* _What needs to be done_
Repeat only the lines from the one holding "Read out every word on this page." down to the last line of the listing below, including both of those lines.

[Stored items]
** begin **

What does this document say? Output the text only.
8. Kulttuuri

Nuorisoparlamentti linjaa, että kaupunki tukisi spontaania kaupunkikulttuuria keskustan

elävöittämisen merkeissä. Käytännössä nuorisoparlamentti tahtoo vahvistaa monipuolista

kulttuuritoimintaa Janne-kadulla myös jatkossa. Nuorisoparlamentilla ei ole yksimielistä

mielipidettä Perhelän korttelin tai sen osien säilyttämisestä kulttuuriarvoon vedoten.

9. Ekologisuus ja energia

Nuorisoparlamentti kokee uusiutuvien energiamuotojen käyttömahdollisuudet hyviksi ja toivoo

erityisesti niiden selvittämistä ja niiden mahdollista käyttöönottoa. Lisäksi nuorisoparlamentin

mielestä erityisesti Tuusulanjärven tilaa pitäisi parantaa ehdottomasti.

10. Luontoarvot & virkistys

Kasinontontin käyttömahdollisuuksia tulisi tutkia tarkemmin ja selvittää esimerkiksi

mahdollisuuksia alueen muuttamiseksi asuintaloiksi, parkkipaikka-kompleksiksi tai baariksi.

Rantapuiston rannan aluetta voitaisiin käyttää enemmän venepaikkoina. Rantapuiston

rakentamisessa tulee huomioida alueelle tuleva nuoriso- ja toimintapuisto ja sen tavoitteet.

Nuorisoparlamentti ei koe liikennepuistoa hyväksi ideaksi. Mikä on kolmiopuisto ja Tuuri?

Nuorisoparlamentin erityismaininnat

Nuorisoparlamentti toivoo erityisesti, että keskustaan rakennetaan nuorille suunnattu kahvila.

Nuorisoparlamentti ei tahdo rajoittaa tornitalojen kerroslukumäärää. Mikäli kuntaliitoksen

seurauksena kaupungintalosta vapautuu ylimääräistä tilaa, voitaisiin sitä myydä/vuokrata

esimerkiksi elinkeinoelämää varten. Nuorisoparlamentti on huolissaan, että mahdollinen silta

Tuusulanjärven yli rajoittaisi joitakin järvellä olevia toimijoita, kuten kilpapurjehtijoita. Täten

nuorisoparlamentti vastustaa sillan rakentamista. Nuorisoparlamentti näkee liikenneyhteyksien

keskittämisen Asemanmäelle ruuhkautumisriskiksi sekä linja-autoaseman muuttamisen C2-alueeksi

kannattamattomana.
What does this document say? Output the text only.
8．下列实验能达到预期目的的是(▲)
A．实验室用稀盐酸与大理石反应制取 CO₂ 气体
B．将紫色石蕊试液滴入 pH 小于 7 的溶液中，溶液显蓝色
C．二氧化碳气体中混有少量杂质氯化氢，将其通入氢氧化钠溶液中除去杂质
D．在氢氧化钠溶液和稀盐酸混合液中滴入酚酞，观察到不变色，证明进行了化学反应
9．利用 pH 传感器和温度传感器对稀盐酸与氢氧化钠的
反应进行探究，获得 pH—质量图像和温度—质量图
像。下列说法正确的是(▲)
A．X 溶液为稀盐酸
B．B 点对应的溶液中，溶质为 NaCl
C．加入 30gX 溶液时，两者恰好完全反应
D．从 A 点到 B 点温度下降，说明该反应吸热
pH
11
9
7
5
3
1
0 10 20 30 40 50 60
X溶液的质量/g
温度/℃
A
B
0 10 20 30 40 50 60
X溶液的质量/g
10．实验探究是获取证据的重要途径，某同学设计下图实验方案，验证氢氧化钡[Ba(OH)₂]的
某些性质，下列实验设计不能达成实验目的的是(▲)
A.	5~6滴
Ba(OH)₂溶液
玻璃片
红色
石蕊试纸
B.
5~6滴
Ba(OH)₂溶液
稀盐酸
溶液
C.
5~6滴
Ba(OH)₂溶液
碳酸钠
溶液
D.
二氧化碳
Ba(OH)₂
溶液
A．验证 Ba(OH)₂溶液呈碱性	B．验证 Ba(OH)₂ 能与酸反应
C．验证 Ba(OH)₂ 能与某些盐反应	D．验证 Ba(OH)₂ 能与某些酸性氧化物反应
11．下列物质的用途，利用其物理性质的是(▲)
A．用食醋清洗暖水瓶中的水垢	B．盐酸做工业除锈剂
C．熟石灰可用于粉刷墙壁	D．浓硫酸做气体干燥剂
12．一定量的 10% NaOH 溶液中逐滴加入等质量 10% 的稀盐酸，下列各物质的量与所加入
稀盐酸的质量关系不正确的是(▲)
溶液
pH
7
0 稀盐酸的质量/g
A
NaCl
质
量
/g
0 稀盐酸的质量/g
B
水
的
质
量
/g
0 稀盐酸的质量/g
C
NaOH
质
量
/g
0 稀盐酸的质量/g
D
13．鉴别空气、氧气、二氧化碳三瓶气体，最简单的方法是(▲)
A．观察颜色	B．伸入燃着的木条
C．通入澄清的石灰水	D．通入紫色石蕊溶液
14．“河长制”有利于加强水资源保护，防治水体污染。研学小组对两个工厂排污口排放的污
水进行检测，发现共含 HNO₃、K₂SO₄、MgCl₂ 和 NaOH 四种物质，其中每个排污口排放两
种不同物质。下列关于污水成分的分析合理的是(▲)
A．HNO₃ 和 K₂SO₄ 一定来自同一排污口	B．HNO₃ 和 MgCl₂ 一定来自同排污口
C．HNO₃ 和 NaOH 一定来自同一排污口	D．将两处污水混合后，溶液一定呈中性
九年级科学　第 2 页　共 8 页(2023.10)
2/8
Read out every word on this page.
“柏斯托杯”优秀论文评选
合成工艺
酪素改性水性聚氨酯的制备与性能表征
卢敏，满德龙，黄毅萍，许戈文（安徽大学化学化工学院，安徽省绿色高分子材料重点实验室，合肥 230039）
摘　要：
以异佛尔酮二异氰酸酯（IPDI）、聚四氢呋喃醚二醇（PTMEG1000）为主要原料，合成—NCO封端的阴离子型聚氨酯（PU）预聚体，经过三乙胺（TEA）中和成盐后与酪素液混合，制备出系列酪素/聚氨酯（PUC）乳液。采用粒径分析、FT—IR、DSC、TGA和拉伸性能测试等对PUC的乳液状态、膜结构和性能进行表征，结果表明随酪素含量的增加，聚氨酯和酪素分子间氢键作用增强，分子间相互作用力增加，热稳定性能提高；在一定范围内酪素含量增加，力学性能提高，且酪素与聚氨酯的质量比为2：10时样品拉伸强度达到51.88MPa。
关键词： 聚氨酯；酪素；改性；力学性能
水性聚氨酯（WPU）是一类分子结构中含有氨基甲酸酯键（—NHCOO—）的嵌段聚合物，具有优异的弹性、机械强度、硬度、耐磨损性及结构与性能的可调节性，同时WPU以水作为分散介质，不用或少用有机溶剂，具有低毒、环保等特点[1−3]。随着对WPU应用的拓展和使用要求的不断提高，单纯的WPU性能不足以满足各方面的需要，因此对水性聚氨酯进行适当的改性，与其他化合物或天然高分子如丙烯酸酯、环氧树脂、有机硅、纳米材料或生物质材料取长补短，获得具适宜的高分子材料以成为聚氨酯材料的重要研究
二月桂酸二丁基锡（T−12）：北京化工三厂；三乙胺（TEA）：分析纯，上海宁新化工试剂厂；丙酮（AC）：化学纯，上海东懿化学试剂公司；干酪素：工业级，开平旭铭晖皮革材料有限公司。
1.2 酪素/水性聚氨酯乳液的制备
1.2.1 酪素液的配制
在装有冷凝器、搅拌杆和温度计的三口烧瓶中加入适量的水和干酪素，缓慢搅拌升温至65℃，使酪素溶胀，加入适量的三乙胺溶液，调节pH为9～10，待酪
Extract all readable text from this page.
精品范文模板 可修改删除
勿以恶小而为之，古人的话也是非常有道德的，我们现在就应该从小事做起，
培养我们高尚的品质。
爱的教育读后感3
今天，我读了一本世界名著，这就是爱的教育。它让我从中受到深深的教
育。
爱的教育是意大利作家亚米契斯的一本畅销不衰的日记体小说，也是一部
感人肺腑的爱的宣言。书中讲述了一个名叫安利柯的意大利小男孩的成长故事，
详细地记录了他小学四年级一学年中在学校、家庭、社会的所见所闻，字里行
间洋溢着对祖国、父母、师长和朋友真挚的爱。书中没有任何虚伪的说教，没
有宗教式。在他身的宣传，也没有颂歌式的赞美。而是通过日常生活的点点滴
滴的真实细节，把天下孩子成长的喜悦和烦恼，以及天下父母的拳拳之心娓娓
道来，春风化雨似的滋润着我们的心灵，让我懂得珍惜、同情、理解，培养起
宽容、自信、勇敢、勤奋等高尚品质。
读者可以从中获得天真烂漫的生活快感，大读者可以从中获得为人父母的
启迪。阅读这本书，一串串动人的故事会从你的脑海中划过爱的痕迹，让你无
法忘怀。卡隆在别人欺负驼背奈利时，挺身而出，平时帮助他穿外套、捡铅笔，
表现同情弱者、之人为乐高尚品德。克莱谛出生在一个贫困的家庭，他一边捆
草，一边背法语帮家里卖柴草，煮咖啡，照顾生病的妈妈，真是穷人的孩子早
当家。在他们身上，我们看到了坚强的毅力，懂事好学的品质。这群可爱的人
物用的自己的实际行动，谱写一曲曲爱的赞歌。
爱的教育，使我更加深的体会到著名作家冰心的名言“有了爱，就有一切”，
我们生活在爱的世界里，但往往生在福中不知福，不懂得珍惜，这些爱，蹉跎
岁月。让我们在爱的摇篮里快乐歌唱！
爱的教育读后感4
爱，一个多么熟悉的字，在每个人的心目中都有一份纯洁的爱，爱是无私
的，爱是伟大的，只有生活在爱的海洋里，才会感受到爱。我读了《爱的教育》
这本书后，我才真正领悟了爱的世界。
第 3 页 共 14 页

** end **

* _Response below_
Read out every word on this page.
“柏斯托杯”优秀论文评选
合成工艺
酪素改性水性聚氨酯的制备与性能表征
卢敏，满德龙，黄毅萍，许戈文（安徽大学化学化工学院，安徽省绿色高分子材料重点实验室，合肥 230039）
摘　要：
以异佛尔酮二异氰酸酯（IPDI）、聚四氢呋喃醚二醇（PTMEG1000）为主要原料，合成—NCO封端的阴离子型聚氨酯（PU）预聚体，经过三乙胺（TEA）中和成盐后与酪素液混合，制备出系列酪素/聚氨酯（PUC）乳液。采用粒径分析、FT—IR、DSC、TGA和拉伸性能测试等对PUC的乳液状态、膜结构和性能进行表征，结果表明随酪素含量的增加，聚氨酯和酪素分子间氢键作用增强，分子间相互作用力增加，热稳定性能提高；在一定范围内酪素含量增加，力学性能提高，且酪素与聚氨酯的质量比为2：10时样品拉伸强度达到51.88MPa。
关键词： 聚氨酯；酪素；改性；力学性能
水性聚氨酯（WPU）是一类分子结构中含有氨基甲酸酯键（—NHCOO—）的嵌段聚合物，具有优异的弹性、机械强度、硬度、耐磨损性及结构与性能的可调节性，同时WPU以水作为分散介质，不用或少用有机溶剂，具有低毒、环保等特点[1−3]。随着对WPU应用的拓展和使用要求的不断提高，单纯的WPU性能不足以满足各方面的需要，因此对水性聚氨酯进行适当的改性，与其他化合物或天然高分子如丙烯酸酯、环氧树脂、有机硅、纳米材料或生物质材料取长补短，获得具适宜的高分子材料以成为聚氨酯材料的重要研究
二月桂酸二丁基锡（T−12）：北京化工三厂；三乙胺（TEA）：分析纯，上海宁新化工试剂厂；丙酮（AC）：化学纯，上海东懿化学试剂公司；干酪素：工业级，开平旭铭晖皮革材料有限公司。
1.2 酪素/水性聚氨酯乳液的制备
1.2.1 酪素液的配制
在装有冷凝器、搅拌杆和温度计的三口烧瓶中加入适量的水和干酪素，缓慢搅拌升温至65℃，使酪素溶胀，加入适量的三乙胺溶液，调节pH为9～10，待酪
Extract all readable text from this page.
精品范文模板 可修改删除
勿以恶小而为之，古人的话也是非常有道德的，我们现在就应该从小事做起，
培养我们高尚的品质。
爱的教育读后感3
今天，我读了一本世界名著，这就是爱的教育。它让我从中受到深深的教
育。
爱的教育是意大利作家亚米契斯的一本畅销不衰的日记体小说，也是一部
感人肺腑的爱的宣言。书中讲述了一个名叫安利柯的意大利小男孩的成长故事，
详细地记录了他小学四年级一学年中在学校、家庭、社会的所见所闻，字里行
间洋溢着对祖国、父母、师长和朋友真挚的爱。书中没有任何虚伪的说教，没
有宗教式。在他身的宣传，也没有颂歌式的赞美。而是通过日常生活的点点滴
滴的真实细节，把天下孩子成长的喜悦和烦恼，以及天下父母的拳拳之心娓娓
道来，春风化雨似的滋润着我们的心灵，让我懂得珍惜、同情、理解，培养起
宽容、自信、勇敢、勤奋等高尚品质。
读者可以从中获得天真烂漫的生活快感，大读者可以从中获得为人父母的
启迪。阅读这本书，一串串动人的故事会从你的脑海中划过爱的痕迹，让你无
法忘怀。卡隆在别人欺负驼背奈利时，挺身而出，平时帮助他穿外套、捡铅笔，
表现同情弱者、之人为乐高尚品德。克莱谛出生在一个贫困的家庭，他一边捆
草，一边背法语帮家里卖柴草，煮咖啡，照顾生病的妈妈，真是穷人的孩子早
当家。在他们身上，我们看到了坚强的毅力，懂事好学的品质。这群可爱的人
物用的自己的实际行动，谱写一曲曲爱的赞歌。
爱的教育，使我更加深的体会到著名作家冰心的名言“有了爱，就有一切”，
我们生活在爱的世界里，但往往生在福中不知福，不懂得珍惜，这些爱，蹉跎
岁月。让我们在爱的摇篮里快乐歌唱！
爱的教育读后感4
爱，一个多么熟悉的字，在每个人的心目中都有一份纯洁的爱，爱是无私
的，爱是伟大的，只有生活在爱的海洋里，才会感受到爱。我读了《爱的教育》
这本书后，我才真正领悟了爱的世界。
第 3 页 共 14 页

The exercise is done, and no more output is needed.